Leave out the pictures and copy every record exactly.

..............................

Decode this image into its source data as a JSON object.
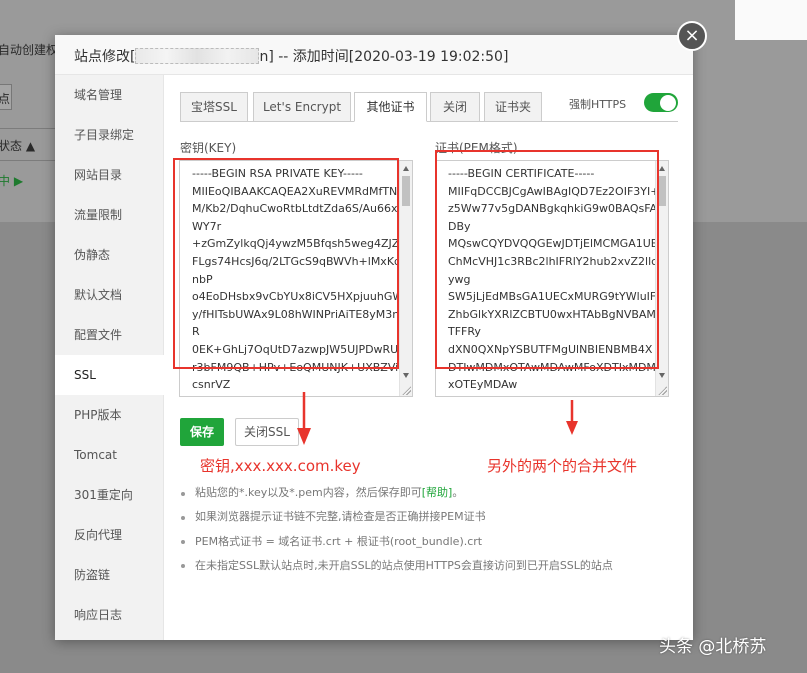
{
  "background": {
    "left_text_1": "自动创建权",
    "left_btn": "点",
    "left_status": "状态 ▲",
    "left_running": "中 ▶"
  },
  "dialog": {
    "title_prefix": "站点修改[",
    "title_suffix": "n] -- 添加时间[2020-03-19 19:02:50]",
    "close_symbol": "×"
  },
  "sidebar": {
    "items": [
      {
        "label": "域名管理"
      },
      {
        "label": "子目录绑定"
      },
      {
        "label": "网站目录"
      },
      {
        "label": "流量限制"
      },
      {
        "label": "伪静态"
      },
      {
        "label": "默认文档"
      },
      {
        "label": "配置文件"
      },
      {
        "label": "SSL"
      },
      {
        "label": "PHP版本"
      },
      {
        "label": "Tomcat"
      },
      {
        "label": "301重定向"
      },
      {
        "label": "反向代理"
      },
      {
        "label": "防盗链"
      },
      {
        "label": "响应日志"
      }
    ],
    "active": "SSL"
  },
  "tabs": {
    "items": [
      {
        "label": "宝塔SSL"
      },
      {
        "label": "Let's Encrypt"
      },
      {
        "label": "其他证书"
      },
      {
        "label": "关闭"
      },
      {
        "label": "证书夹"
      }
    ],
    "active": "其他证书"
  },
  "https": {
    "label": "强制HTTPS",
    "enabled": true
  },
  "key_field": {
    "label": "密钥(KEY)",
    "value": "-----BEGIN RSA PRIVATE KEY-----\nMIIEoQIBAAKCAQEA2XuREVMRdMfTNM/Kb2/DqhuCwoRtbLtdtZda6S/Au66xWY7r\n+zGmZylkqQj4ywzM5Bfqsh5weg4ZJZFLgs74HcsJ6q/2LTGcS9qBWVh+lMxKdnbP\no4EoDHsbx9vCbYUx8iCV5HXpjuuhGWy/fHITsbUWAx9L08hWINPriAiTE8yM3niR\n0EK+GhLj7OqUtD7azwpJW5UJPDwRUsr3bFM9QB+HPv+EoQMUNJK+UXBZVicsnrVZ"
  },
  "cert_field": {
    "label": "证书(PEM格式)",
    "value": "-----BEGIN CERTIFICATE-----\nMIIFqDCCBJCgAwIBAgIQD7Ez2OIF3YI+z5Ww77v5gDANBgkqhkiG9w0BAQsFADBy\nMQswCQYDVQQGEwJDTjElMCMGA1UEChMcVHJ1c3RBc2lhIFRlY2hub2xvZ2llcywg\nSW5jLjEdMBsGA1UECxMURG9tYWluIFZhbGlkYXRlZCBTU0wxHTAbBgNVBAMTFFRy\ndXN0QXNpYSBUTFMgUlNBIENBMB4XDTIwMDMxOTAwMDAwMFoXDTIxMDMxOTEyMDAw"
  },
  "buttons": {
    "save": "保存",
    "close_ssl": "关闭SSL"
  },
  "annotations": {
    "key_note": "密钥,xxx.xxx.com.key",
    "cert_note": "另外的两个的合并文件"
  },
  "tips": {
    "tip1_text": "粘贴您的*.key以及*.pem内容，然后保存即可",
    "tip1_link": "[帮助]",
    "tip1_end": "。",
    "tip2": "如果浏览器提示证书链不完整,请检查是否正确拼接PEM证书",
    "tip3": "PEM格式证书 = 域名证书.crt + 根证书(root_bundle).crt",
    "tip4": "在未指定SSL默认站点时,未开启SSL的站点使用HTTPS会直接访问到已开启SSL的站点"
  },
  "watermark": "头条 @北桥苏",
  "colors": {
    "accent_green": "#20a53a",
    "annotation_red": "#e8342c"
  }
}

..............................

RESULT:
Decode this image into its source data as a JSON object.
{
  "background": {
    "left_text_1": "自动创建权",
    "left_btn": "点",
    "left_status": "状态 ▲",
    "left_running": "中 ▶"
  },
  "dialog": {
    "title_prefix": "站点修改[",
    "title_suffix": "n] -- 添加时间[2020-03-19 19:02:50]",
    "close_symbol": "×"
  },
  "sidebar": {
    "items": [
      {
        "label": "域名管理"
      },
      {
        "label": "子目录绑定"
      },
      {
        "label": "网站目录"
      },
      {
        "label": "流量限制"
      },
      {
        "label": "伪静态"
      },
      {
        "label": "默认文档"
      },
      {
        "label": "配置文件"
      },
      {
        "label": "SSL"
      },
      {
        "label": "PHP版本"
      },
      {
        "label": "Tomcat"
      },
      {
        "label": "301重定向"
      },
      {
        "label": "反向代理"
      },
      {
        "label": "防盗链"
      },
      {
        "label": "响应日志"
      }
    ],
    "active": "SSL"
  },
  "tabs": {
    "items": [
      {
        "label": "宝塔SSL"
      },
      {
        "label": "Let's Encrypt"
      },
      {
        "label": "其他证书"
      },
      {
        "label": "关闭"
      },
      {
        "label": "证书夹"
      }
    ],
    "active": "其他证书"
  },
  "https": {
    "label": "强制HTTPS",
    "enabled": true
  },
  "key_field": {
    "label": "密钥(KEY)",
    "value": "-----BEGIN RSA PRIVATE KEY-----\nMIIEoQIBAAKCAQEA2XuREVMRdMfTNM/Kb2/DqhuCwoRtbLtdtZda6S/Au66xWY7r\n+zGmZylkqQj4ywzM5Bfqsh5weg4ZJZFLgs74HcsJ6q/2LTGcS9qBWVh+lMxKdnbP\no4EoDHsbx9vCbYUx8iCV5HXpjuuhGWy/fHITsbUWAx9L08hWINPriAiTE8yM3niR\n0EK+GhLj7OqUtD7azwpJW5UJPDwRUsr3bFM9QB+HPv+EoQMUNJK+UXBZVicsnrVZ"
  },
  "cert_field": {
    "label": "证书(PEM格式)",
    "value": "-----BEGIN CERTIFICATE-----\nMIIFqDCCBJCgAwIBAgIQD7Ez2OIF3YI+z5Ww77v5gDANBgkqhkiG9w0BAQsFADBy\nMQswCQYDVQQGEwJDTjElMCMGA1UEChMcVHJ1c3RBc2lhIFRlY2hub2xvZ2llcywg\nSW5jLjEdMBsGA1UECxMURG9tYWluIFZhbGlkYXRlZCBTU0wxHTAbBgNVBAMTFFRy\ndXN0QXNpYSBUTFMgUlNBIENBMB4XDTIwMDMxOTAwMDAwMFoXDTIxMDMxOTEyMDAw"
  },
  "buttons": {
    "save": "保存",
    "close_ssl": "关闭SSL"
  },
  "annotations": {
    "key_note": "密钥,xxx.xxx.com.key",
    "cert_note": "另外的两个的合并文件"
  },
  "tips": {
    "tip1_text": "粘贴您的*.key以及*.pem内容，然后保存即可",
    "tip1_link": "[帮助]",
    "tip1_end": "。",
    "tip2": "如果浏览器提示证书链不完整,请检查是否正确拼接PEM证书",
    "tip3": "PEM格式证书 = 域名证书.crt + 根证书(root_bundle).crt",
    "tip4": "在未指定SSL默认站点时,未开启SSL的站点使用HTTPS会直接访问到已开启SSL的站点"
  },
  "watermark": "头条 @北桥苏",
  "colors": {
    "accent_green": "#20a53a",
    "annotation_red": "#e8342c"
  }
}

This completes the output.